==== RECORDS PROVIDED

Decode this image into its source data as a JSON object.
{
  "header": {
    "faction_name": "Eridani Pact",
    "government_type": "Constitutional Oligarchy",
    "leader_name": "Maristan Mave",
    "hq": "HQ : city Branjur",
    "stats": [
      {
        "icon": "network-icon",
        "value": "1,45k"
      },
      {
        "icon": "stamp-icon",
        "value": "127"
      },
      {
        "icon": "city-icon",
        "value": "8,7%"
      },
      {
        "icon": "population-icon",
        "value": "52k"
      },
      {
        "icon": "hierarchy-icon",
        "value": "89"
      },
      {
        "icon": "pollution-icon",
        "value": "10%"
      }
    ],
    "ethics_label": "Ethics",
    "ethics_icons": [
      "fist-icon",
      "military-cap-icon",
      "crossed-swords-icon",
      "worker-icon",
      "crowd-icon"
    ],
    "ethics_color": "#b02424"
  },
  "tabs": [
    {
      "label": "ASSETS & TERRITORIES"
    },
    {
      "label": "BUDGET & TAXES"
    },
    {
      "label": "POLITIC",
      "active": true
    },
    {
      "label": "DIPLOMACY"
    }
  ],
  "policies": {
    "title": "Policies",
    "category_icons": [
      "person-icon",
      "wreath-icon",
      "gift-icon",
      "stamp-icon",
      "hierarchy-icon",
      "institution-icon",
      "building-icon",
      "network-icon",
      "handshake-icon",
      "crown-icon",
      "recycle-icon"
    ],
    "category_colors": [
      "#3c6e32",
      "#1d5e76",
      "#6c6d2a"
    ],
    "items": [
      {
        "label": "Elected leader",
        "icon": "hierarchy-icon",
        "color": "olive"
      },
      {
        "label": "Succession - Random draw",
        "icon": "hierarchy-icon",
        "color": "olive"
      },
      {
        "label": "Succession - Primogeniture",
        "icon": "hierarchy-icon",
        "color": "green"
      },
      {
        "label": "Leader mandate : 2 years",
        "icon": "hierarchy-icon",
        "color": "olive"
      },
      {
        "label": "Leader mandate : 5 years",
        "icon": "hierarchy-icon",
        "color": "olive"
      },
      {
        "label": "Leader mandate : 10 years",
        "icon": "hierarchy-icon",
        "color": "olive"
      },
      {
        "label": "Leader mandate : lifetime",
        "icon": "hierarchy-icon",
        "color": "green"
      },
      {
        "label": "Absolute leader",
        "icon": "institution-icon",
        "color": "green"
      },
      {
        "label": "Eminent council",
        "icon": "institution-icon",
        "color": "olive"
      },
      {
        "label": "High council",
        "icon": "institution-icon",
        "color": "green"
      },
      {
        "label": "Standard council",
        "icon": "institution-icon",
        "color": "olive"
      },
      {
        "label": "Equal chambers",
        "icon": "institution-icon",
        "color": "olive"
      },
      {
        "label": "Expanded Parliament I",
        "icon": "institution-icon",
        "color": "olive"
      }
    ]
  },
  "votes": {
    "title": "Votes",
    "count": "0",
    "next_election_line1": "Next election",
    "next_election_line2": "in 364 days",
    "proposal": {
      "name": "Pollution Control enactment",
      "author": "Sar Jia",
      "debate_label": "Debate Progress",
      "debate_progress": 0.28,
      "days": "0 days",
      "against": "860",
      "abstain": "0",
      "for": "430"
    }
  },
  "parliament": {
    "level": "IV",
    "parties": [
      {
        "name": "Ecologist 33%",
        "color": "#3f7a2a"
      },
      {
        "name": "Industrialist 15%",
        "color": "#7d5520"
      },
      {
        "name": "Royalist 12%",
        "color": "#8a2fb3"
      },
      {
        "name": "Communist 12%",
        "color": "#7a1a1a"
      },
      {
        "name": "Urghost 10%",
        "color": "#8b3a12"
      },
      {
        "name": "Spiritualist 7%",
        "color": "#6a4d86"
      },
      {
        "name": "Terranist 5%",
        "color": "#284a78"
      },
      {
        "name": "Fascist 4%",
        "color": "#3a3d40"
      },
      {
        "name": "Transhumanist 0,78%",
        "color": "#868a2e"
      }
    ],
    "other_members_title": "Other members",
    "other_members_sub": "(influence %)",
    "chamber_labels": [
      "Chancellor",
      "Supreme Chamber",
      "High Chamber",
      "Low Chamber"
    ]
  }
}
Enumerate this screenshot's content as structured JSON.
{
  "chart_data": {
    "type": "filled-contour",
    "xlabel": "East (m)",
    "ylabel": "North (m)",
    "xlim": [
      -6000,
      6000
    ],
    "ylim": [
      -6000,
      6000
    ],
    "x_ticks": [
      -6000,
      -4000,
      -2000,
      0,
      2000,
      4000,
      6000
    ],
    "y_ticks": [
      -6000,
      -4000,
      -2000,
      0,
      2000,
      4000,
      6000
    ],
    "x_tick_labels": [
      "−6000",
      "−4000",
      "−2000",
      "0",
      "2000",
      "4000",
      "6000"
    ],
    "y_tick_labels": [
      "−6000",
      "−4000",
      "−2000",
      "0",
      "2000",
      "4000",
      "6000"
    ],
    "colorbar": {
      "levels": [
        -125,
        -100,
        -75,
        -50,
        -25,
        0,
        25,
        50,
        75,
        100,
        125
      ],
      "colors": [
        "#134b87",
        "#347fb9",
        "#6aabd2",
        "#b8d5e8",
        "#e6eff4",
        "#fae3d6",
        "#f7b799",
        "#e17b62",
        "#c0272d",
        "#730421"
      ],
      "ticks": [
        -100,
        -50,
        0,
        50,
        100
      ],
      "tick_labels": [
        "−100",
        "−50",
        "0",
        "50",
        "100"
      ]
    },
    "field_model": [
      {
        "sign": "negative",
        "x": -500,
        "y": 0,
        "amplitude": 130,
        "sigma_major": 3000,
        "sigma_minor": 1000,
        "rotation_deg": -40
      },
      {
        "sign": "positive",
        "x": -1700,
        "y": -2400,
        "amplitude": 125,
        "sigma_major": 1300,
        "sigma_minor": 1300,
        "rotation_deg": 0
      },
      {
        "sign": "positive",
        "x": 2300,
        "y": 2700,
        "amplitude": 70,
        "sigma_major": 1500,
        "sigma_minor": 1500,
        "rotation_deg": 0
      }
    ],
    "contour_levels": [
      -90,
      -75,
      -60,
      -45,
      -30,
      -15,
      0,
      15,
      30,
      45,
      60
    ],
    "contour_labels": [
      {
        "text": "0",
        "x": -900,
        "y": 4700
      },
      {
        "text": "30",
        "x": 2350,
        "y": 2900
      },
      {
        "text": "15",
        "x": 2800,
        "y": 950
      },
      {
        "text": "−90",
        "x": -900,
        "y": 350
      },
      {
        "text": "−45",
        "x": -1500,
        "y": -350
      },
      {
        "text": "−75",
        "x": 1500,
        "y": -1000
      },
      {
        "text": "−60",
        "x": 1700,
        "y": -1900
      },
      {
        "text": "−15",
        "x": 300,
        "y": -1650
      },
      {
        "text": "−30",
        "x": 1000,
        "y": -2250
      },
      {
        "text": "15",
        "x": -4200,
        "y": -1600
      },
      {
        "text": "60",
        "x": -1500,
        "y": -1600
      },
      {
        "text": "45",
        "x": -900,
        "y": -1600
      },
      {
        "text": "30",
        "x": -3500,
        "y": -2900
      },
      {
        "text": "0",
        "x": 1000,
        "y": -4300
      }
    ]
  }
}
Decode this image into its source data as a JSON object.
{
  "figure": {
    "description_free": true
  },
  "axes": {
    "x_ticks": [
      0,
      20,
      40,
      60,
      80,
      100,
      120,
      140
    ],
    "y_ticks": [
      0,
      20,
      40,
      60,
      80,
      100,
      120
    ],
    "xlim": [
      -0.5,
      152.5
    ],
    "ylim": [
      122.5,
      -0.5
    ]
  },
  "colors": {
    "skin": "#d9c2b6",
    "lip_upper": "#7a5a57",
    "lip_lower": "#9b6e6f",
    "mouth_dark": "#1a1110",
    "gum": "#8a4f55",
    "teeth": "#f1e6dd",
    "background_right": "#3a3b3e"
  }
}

========

- _STATED PROBLEM_
Every entry must be quoted exactly as it appears above.

- _RESPONSE_
Decode this image into its source data as a JSON object.
{
  "header": {
    "faction_name": "Eridani Pact",
    "government_type": "Constitutional Oligarchy",
    "leader_name": "Maristan Mave",
    "hq": "HQ : city Branjur",
    "stats": [
      {
        "icon": "network-icon",
        "value": "1,45k"
      },
      {
        "icon": "stamp-icon",
        "value": "127"
      },
      {
        "icon": "city-icon",
        "value": "8,7%"
      },
      {
        "icon": "population-icon",
        "value": "52k"
      },
      {
        "icon": "hierarchy-icon",
        "value": "89"
      },
      {
        "icon": "pollution-icon",
        "value": "10%"
      }
    ],
    "ethics_label": "Ethics",
    "ethics_icons": [
      "fist-icon",
      "military-cap-icon",
      "crossed-swords-icon",
      "worker-icon",
      "crowd-icon"
    ],
    "ethics_color": "#b02424"
  },
  "tabs": [
    {
      "label": "ASSETS & TERRITORIES"
    },
    {
      "label": "BUDGET & TAXES"
    },
    {
      "label": "POLITIC",
      "active": true
    },
    {
      "label": "DIPLOMACY"
    }
  ],
  "policies": {
    "title": "Policies",
    "category_icons": [
      "person-icon",
      "wreath-icon",
      "gift-icon",
      "stamp-icon",
      "hierarchy-icon",
      "institution-icon",
      "building-icon",
      "network-icon",
      "handshake-icon",
      "crown-icon",
      "recycle-icon"
    ],
    "category_colors": [
      "#3c6e32",
      "#1d5e76",
      "#6c6d2a"
    ],
    "items": [
      {
        "label": "Elected leader",
        "icon": "hierarchy-icon",
        "color": "olive"
      },
      {
        "label": "Succession - Random draw",
        "icon": "hierarchy-icon",
        "color": "olive"
      },
      {
        "label": "Succession - Primogeniture",
        "icon": "hierarchy-icon",
        "color": "green"
      },
      {
        "label": "Leader mandate : 2 years",
        "icon": "hierarchy-icon",
        "color": "olive"
      },
      {
        "label": "Leader mandate : 5 years",
        "icon": "hierarchy-icon",
        "color": "olive"
      },
      {
        "label": "Leader mandate : 10 years",
        "icon": "hierarchy-icon",
        "color": "olive"
      },
      {
        "label": "Leader mandate : lifetime",
        "icon": "hierarchy-icon",
        "color": "green"
      },
      {
        "label": "Absolute leader",
        "icon": "institution-icon",
        "color": "green"
      },
      {
        "label": "Eminent council",
        "icon": "institution-icon",
        "color": "olive"
      },
      {
        "label": "High council",
        "icon": "institution-icon",
        "color": "green"
      },
      {
        "label": "Standard council",
        "icon": "institution-icon",
        "color": "olive"
      },
      {
        "label": "Equal chambers",
        "icon": "institution-icon",
        "color": "olive"
      },
      {
        "label": "Expanded Parliament I",
        "icon": "institution-icon",
        "color": "olive"
      }
    ]
  },
  "votes": {
    "title": "Votes",
    "count": "0",
    "next_election_line1": "Next election",
    "next_election_line2": "in 364 days",
    "proposal": {
      "name": "Pollution Control enactment",
      "author": "Sar Jia",
      "debate_label": "Debate Progress",
      "debate_progress": 0.28,
      "days": "0 days",
      "against": "860",
      "abstain": "0",
      "for": "430"
    }
  },
  "parliament": {
    "level": "IV",
    "parties": [
      {
        "name": "Ecologist 33%",
        "color": "#3f7a2a"
      },
      {
        "name": "Industrialist 15%",
        "color": "#7d5520"
      },
      {
        "name": "Royalist 12%",
        "color": "#8a2fb3"
      },
      {
        "name": "Communist 12%",
        "color": "#7a1a1a"
      },
      {
        "name": "Urghost 10%",
        "color": "#8b3a12"
      },
      {
        "name": "Spiritualist 7%",
        "color": "#6a4d86"
      },
      {
        "name": "Terranist 5%",
        "color": "#284a78"
      },
      {
        "name": "Fascist 4%",
        "color": "#3a3d40"
      },
      {
        "name": "Transhumanist 0,78%",
        "color": "#868a2e"
      }
    ],
    "other_members_title": "Other members",
    "other_members_sub": "(influence %)",
    "chamber_labels": [
      "Chancellor",
      "Supreme Chamber",
      "High Chamber",
      "Low Chamber"
    ]
  }
}
Enumerate this screenshot's content as structured JSON.
{
  "chart_data": {
    "type": "filled-contour",
    "xlabel": "East (m)",
    "ylabel": "North (m)",
    "xlim": [
      -6000,
      6000
    ],
    "ylim": [
      -6000,
      6000
    ],
    "x_ticks": [
      -6000,
      -4000,
      -2000,
      0,
      2000,
      4000,
      6000
    ],
    "y_ticks": [
      -6000,
      -4000,
      -2000,
      0,
      2000,
      4000,
      6000
    ],
    "x_tick_labels": [
      "−6000",
      "−4000",
      "−2000",
      "0",
      "2000",
      "4000",
      "6000"
    ],
    "y_tick_labels": [
      "−6000",
      "−4000",
      "−2000",
      "0",
      "2000",
      "4000",
      "6000"
    ],
    "colorbar": {
      "levels": [
        -125,
        -100,
        -75,
        -50,
        -25,
        0,
        25,
        50,
        75,
        100,
        125
      ],
      "colors": [
        "#134b87",
        "#347fb9",
        "#6aabd2",
        "#b8d5e8",
        "#e6eff4",
        "#fae3d6",
        "#f7b799",
        "#e17b62",
        "#c0272d",
        "#730421"
      ],
      "ticks": [
        -100,
        -50,
        0,
        50,
        100
      ],
      "tick_labels": [
        "−100",
        "−50",
        "0",
        "50",
        "100"
      ]
    },
    "field_model": [
      {
        "sign": "negative",
        "x": -500,
        "y": 0,
        "amplitude": 130,
        "sigma_major": 3000,
        "sigma_minor": 1000,
        "rotation_deg": -40
      },
      {
        "sign": "positive",
        "x": -1700,
        "y": -2400,
        "amplitude": 125,
        "sigma_major": 1300,
        "sigma_minor": 1300,
        "rotation_deg": 0
      },
      {
        "sign": "positive",
        "x": 2300,
        "y": 2700,
        "amplitude": 70,
        "sigma_major": 1500,
        "sigma_minor": 1500,
        "rotation_deg": 0
      }
    ],
    "contour_levels": [
      -90,
      -75,
      -60,
      -45,
      -30,
      -15,
      0,
      15,
      30,
      45,
      60
    ],
    "contour_labels": [
      {
        "text": "0",
        "x": -900,
        "y": 4700
      },
      {
        "text": "30",
        "x": 2350,
        "y": 2900
      },
      {
        "text": "15",
        "x": 2800,
        "y": 950
      },
      {
        "text": "−90",
        "x": -900,
        "y": 350
      },
      {
        "text": "−45",
        "x": -1500,
        "y": -350
      },
      {
        "text": "−75",
        "x": 1500,
        "y": -1000
      },
      {
        "text": "−60",
        "x": 1700,
        "y": -1900
      },
      {
        "text": "−15",
        "x": 300,
        "y": -1650
      },
      {
        "text": "−30",
        "x": 1000,
        "y": -2250
      },
      {
        "text": "15",
        "x": -4200,
        "y": -1600
      },
      {
        "text": "60",
        "x": -1500,
        "y": -1600
      },
      {
        "text": "45",
        "x": -900,
        "y": -1600
      },
      {
        "text": "30",
        "x": -3500,
        "y": -2900
      },
      {
        "text": "0",
        "x": 1000,
        "y": -4300
      }
    ]
  }
}
Decode this image into its source data as a JSON object.
{
  "figure": {
    "description_free": true
  },
  "axes": {
    "x_ticks": [
      0,
      20,
      40,
      60,
      80,
      100,
      120,
      140
    ],
    "y_ticks": [
      0,
      20,
      40,
      60,
      80,
      100,
      120
    ],
    "xlim": [
      -0.5,
      152.5
    ],
    "ylim": [
      122.5,
      -0.5
    ]
  },
  "colors": {
    "skin": "#d9c2b6",
    "lip_upper": "#7a5a57",
    "lip_lower": "#9b6e6f",
    "mouth_dark": "#1a1110",
    "gum": "#8a4f55",
    "teeth": "#f1e6dd",
    "background_right": "#3a3b3e"
  }
}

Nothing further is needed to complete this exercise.